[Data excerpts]
━━━━━━━━━━

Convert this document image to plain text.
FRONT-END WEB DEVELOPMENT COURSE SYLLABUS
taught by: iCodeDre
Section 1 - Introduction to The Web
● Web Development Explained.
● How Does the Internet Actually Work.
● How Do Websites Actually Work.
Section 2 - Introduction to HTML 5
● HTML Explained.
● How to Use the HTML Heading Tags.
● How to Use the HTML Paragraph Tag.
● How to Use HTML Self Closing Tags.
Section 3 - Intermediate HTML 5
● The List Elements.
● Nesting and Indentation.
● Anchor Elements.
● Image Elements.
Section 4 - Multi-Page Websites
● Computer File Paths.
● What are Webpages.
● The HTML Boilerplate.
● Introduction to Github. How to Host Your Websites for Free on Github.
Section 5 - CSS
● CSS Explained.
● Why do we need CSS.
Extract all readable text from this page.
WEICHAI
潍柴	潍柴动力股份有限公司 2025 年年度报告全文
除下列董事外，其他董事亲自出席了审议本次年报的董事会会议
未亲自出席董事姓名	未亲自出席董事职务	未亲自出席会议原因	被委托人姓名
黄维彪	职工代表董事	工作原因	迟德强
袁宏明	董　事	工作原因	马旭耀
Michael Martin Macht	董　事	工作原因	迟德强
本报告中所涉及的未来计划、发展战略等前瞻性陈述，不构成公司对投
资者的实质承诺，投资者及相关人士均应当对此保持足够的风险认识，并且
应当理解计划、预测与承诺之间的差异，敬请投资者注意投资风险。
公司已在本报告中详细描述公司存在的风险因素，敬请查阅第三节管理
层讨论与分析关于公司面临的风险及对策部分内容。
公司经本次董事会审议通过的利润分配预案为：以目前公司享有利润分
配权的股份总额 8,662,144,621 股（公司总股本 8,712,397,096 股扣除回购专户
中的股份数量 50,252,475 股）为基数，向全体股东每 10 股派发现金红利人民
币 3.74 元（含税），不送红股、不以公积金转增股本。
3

━━━━━━━━━━

# Task prompt:
Copy out the material word for word and line for line.

# Result:
Convert this document image to plain text.
FRONT-END WEB DEVELOPMENT COURSE SYLLABUS
taught by: iCodeDre
Section 1 - Introduction to The Web
● Web Development Explained.
● How Does the Internet Actually Work.
● How Do Websites Actually Work.
Section 2 - Introduction to HTML 5
● HTML Explained.
● How to Use the HTML Heading Tags.
● How to Use the HTML Paragraph Tag.
● How to Use HTML Self Closing Tags.
Section 3 - Intermediate HTML 5
● The List Elements.
● Nesting and Indentation.
● Anchor Elements.
● Image Elements.
Section 4 - Multi-Page Websites
● Computer File Paths.
● What are Webpages.
● The HTML Boilerplate.
● Introduction to Github. How to Host Your Websites for Free on Github.
Section 5 - CSS
● CSS Explained.
● Why do we need CSS.
Extract all readable text from this page.
WEICHAI
潍柴	潍柴动力股份有限公司 2025 年年度报告全文
除下列董事外，其他董事亲自出席了审议本次年报的董事会会议
未亲自出席董事姓名	未亲自出席董事职务	未亲自出席会议原因	被委托人姓名
黄维彪	职工代表董事	工作原因	迟德强
袁宏明	董　事	工作原因	马旭耀
Michael Martin Macht	董　事	工作原因	迟德强
本报告中所涉及的未来计划、发展战略等前瞻性陈述，不构成公司对投
资者的实质承诺，投资者及相关人士均应当对此保持足够的风险认识，并且
应当理解计划、预测与承诺之间的差异，敬请投资者注意投资风险。
公司已在本报告中详细描述公司存在的风险因素，敬请查阅第三节管理
层讨论与分析关于公司面临的风险及对策部分内容。
公司经本次董事会审议通过的利润分配预案为：以目前公司享有利润分
配权的股份总额 8,662,144,621 股（公司总股本 8,712,397,096 股扣除回购专户
中的股份数量 50,252,475 股）为基数，向全体股东每 10 股派发现金红利人民
币 3.74 元（含税），不送红股、不以公积金转增股本。
3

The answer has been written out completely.